[Stored data]
-----

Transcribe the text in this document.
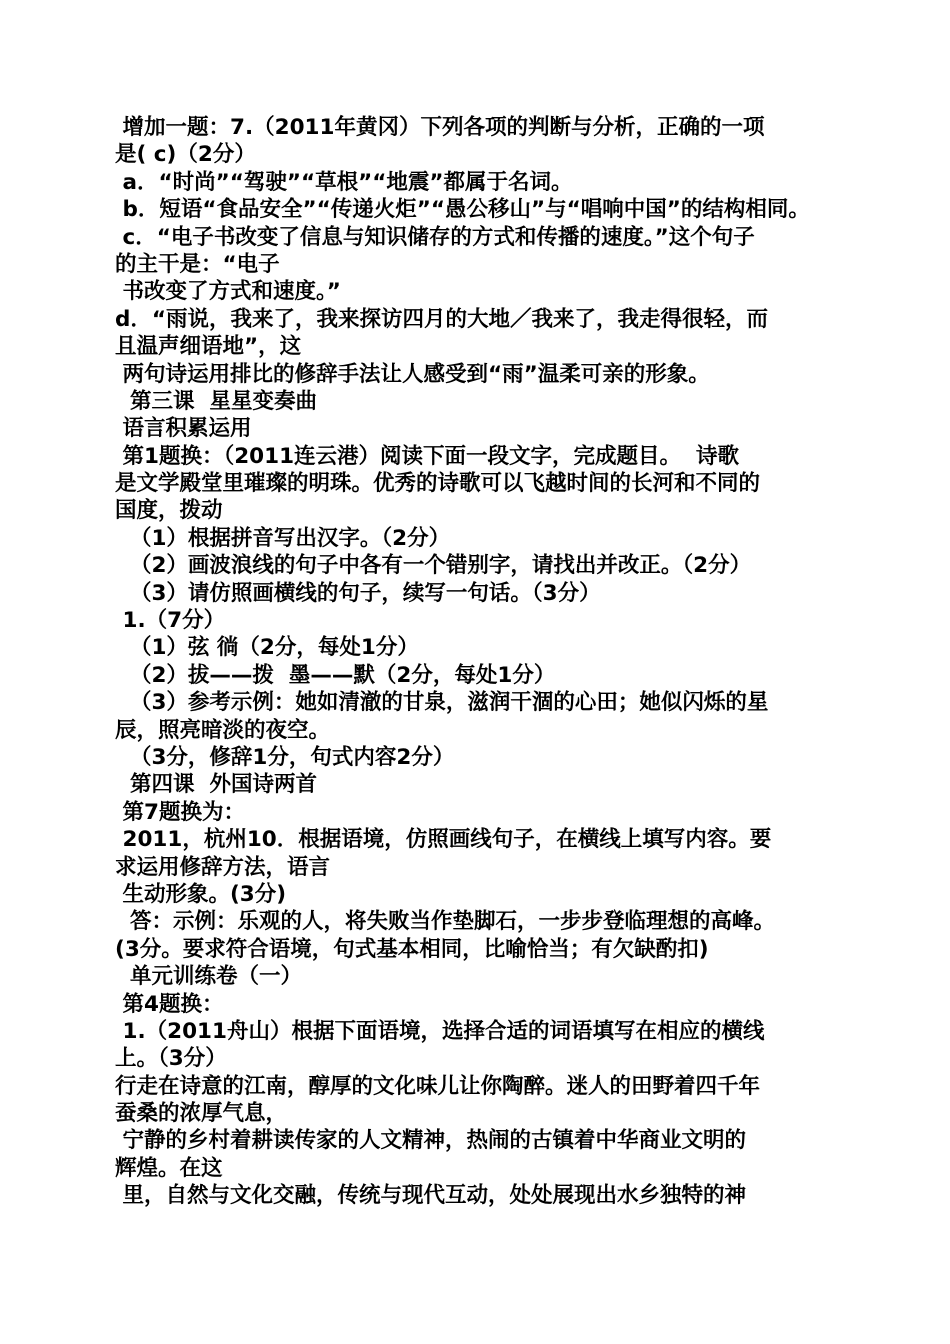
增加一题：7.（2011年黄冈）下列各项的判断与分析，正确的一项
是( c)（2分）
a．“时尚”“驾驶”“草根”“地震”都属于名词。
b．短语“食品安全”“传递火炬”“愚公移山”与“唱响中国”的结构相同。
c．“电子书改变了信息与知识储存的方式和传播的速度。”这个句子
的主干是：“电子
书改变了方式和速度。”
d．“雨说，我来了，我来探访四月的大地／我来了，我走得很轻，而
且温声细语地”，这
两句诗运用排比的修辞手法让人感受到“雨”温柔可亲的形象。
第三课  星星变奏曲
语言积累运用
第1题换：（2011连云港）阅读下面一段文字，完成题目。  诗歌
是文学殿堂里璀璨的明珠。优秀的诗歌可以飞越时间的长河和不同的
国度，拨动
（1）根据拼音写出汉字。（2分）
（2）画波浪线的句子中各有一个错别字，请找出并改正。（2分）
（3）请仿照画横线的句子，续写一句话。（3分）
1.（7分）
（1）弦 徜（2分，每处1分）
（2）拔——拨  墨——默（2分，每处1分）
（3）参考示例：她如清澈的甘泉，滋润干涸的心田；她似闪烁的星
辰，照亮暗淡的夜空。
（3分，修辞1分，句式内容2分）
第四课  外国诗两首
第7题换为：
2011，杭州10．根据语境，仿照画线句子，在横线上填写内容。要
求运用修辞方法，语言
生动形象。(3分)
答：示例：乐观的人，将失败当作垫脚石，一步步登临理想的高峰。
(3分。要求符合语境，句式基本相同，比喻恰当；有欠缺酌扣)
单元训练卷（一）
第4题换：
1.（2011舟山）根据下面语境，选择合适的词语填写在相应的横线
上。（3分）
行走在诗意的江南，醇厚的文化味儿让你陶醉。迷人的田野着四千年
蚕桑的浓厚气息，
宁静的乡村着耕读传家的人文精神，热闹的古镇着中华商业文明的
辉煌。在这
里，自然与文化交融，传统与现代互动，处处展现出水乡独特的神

-----

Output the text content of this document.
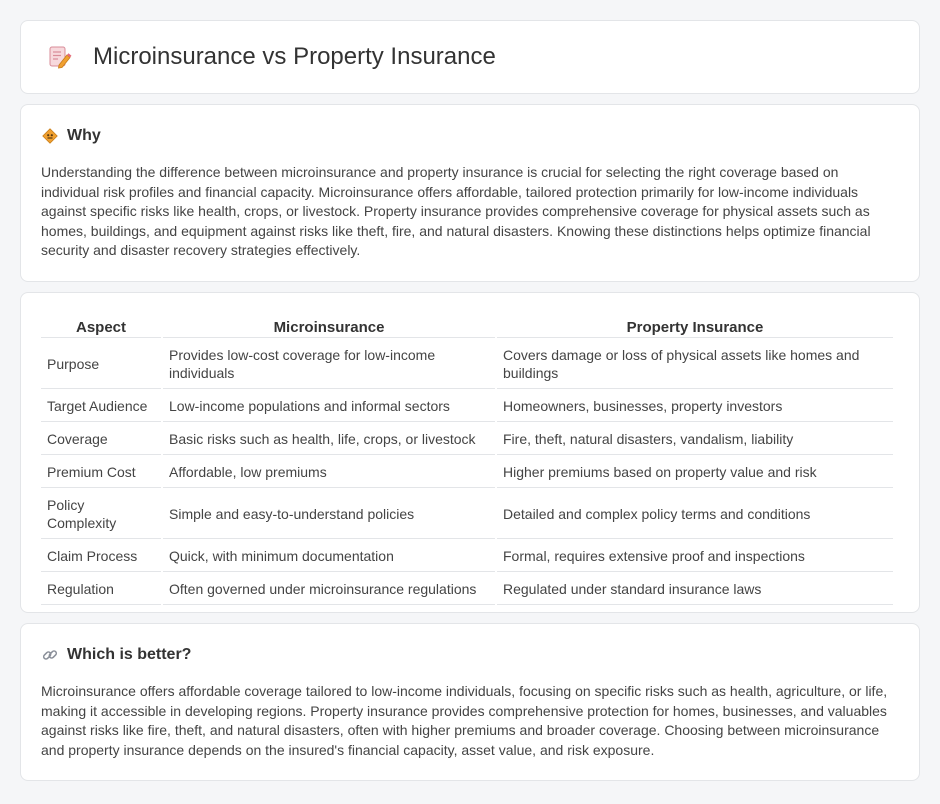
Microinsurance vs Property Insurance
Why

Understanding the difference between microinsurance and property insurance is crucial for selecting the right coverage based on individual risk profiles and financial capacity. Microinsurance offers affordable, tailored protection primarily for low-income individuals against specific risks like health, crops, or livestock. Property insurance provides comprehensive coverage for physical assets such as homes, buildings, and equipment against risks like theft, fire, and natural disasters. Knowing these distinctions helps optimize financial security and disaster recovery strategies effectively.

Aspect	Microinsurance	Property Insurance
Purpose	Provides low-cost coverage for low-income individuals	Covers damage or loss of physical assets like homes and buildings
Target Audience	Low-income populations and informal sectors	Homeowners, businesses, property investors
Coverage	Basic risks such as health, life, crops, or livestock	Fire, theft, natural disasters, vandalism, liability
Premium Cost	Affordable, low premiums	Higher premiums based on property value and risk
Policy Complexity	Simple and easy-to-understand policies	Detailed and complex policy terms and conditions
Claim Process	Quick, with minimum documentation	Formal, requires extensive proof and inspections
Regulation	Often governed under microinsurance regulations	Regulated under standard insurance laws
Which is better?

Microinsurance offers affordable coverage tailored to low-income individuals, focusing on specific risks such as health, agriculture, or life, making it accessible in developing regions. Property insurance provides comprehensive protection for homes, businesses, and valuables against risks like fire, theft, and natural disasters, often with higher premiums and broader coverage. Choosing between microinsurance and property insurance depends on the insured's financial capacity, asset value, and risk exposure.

-----

### Goal
Gather each line of the listing that holds the string "tailored".

### Answer for this exercise
Understanding the difference between microinsurance and property insurance is crucial for selecting the right coverage based on individual risk profiles and financial capacity. Microinsurance offers affordable, tailored protection primarily for low-income individuals against specific risks like health, crops, or livestock. Property insurance provides comprehensive coverage for physical assets such as homes, buildings, and equipment against risks like theft, fire, and natural disasters. Knowing these distinctions helps optimize financial security and disaster recovery strategies effectively.
Microinsurance offers affordable coverage tailored to low-income individuals, focusing on specific risks such as health, agriculture, or life, making it accessible in developing regions. Property insurance provides comprehensive protection for homes, businesses, and valuables against risks like fire, theft, and natural disasters, often with higher premiums and broader coverage. Choosing between microinsurance and property insurance depends on the insured's financial capacity, asset value, and risk exposure.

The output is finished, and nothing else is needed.